• Written exercise: Check each line of the listing for the word "name" and report how many lines contain it, giving nothing but the number.

☆ ☆ ☆ ☆ ☆ ☆ ☆

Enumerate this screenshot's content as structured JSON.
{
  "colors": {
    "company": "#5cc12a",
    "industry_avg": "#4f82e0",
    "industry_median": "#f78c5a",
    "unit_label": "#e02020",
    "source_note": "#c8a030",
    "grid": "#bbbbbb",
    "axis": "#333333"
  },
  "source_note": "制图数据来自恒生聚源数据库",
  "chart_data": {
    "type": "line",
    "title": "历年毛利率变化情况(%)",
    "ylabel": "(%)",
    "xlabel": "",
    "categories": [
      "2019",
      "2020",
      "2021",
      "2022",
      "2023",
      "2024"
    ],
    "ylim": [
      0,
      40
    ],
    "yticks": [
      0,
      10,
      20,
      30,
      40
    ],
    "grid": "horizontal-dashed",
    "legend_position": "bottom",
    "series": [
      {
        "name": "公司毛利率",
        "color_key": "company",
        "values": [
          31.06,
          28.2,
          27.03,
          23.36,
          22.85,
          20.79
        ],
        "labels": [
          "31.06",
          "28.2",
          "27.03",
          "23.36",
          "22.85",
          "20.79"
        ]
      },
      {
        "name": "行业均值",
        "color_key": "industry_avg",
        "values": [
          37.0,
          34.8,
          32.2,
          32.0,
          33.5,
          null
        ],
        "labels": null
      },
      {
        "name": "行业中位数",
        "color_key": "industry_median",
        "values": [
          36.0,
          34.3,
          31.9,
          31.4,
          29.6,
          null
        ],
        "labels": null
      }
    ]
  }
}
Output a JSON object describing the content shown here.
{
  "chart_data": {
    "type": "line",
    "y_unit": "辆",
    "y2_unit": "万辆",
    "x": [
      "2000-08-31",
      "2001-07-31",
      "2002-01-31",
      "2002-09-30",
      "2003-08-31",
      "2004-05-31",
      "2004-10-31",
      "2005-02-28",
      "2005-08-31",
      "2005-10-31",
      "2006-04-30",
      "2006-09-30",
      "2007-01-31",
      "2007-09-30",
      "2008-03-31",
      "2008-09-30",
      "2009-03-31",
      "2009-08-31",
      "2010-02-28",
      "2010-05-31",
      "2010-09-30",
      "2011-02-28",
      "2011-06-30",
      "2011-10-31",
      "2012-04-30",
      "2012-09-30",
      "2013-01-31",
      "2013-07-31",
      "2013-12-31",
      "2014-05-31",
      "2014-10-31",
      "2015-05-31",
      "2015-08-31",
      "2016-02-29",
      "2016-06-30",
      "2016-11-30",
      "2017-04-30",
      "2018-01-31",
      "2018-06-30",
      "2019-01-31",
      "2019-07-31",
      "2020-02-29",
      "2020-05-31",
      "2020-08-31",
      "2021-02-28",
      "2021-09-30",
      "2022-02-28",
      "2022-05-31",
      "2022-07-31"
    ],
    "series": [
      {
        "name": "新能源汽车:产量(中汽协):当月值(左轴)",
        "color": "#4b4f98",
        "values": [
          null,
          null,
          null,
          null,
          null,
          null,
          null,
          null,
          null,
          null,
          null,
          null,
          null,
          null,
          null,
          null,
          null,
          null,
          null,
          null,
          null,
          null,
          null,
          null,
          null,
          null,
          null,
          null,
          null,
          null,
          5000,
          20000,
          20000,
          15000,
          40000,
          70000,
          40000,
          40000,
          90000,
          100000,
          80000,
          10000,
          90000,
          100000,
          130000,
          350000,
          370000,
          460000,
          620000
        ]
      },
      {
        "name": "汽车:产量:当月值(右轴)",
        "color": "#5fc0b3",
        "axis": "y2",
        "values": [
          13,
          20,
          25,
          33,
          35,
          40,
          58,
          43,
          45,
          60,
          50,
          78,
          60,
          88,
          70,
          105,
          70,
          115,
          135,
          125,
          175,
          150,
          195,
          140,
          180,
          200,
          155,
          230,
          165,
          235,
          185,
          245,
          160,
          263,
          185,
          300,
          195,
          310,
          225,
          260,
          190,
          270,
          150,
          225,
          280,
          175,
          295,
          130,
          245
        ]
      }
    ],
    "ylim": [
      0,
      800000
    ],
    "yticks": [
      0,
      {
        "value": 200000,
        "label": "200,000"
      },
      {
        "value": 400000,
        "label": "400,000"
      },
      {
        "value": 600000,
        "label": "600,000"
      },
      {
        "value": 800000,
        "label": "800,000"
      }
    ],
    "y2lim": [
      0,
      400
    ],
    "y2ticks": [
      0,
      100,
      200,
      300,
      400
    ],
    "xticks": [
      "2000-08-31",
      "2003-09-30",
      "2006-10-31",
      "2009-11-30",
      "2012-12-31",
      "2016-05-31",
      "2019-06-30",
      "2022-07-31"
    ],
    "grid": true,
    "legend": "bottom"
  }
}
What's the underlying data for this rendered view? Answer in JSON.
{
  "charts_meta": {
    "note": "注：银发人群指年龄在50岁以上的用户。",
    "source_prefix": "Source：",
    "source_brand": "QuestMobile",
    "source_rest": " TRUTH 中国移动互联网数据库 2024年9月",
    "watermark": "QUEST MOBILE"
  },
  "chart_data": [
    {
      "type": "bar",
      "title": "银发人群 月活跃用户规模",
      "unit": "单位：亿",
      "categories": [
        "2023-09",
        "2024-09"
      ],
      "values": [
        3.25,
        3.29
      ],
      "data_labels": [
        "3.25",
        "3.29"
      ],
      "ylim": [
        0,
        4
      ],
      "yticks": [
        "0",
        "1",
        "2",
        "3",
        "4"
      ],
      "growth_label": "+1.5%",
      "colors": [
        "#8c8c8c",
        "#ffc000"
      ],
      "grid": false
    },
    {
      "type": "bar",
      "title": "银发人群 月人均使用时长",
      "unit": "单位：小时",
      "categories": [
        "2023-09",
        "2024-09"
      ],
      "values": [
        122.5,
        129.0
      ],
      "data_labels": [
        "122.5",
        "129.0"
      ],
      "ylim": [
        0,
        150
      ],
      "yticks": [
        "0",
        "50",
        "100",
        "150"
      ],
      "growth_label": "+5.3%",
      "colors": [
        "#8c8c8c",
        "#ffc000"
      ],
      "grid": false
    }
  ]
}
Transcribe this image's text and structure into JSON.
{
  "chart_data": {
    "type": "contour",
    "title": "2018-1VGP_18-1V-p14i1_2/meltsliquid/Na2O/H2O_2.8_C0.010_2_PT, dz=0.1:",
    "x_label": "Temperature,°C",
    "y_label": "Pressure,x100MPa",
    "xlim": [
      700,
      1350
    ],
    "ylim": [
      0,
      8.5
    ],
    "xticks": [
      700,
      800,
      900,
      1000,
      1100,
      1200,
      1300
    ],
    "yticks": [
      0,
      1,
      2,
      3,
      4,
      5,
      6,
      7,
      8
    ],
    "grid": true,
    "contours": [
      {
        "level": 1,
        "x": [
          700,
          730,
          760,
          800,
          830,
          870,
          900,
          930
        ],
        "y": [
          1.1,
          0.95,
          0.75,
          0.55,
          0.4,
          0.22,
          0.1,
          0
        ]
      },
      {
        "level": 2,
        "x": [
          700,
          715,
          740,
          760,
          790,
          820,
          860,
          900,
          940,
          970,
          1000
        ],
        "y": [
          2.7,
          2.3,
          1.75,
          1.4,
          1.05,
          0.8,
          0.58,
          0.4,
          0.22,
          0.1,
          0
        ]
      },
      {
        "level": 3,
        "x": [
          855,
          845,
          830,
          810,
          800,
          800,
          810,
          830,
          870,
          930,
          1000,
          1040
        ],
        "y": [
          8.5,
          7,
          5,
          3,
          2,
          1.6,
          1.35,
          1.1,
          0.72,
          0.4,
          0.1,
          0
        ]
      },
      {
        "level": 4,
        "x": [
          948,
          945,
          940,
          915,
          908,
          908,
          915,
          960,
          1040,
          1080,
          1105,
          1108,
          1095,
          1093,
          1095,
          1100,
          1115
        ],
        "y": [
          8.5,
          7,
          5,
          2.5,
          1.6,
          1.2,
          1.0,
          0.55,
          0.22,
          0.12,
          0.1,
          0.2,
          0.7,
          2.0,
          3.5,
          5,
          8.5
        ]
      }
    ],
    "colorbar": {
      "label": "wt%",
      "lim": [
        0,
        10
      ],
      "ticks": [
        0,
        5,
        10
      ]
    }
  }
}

☆ ☆ ☆ ☆ ☆ ☆ ☆

• Solution to this exercise: 5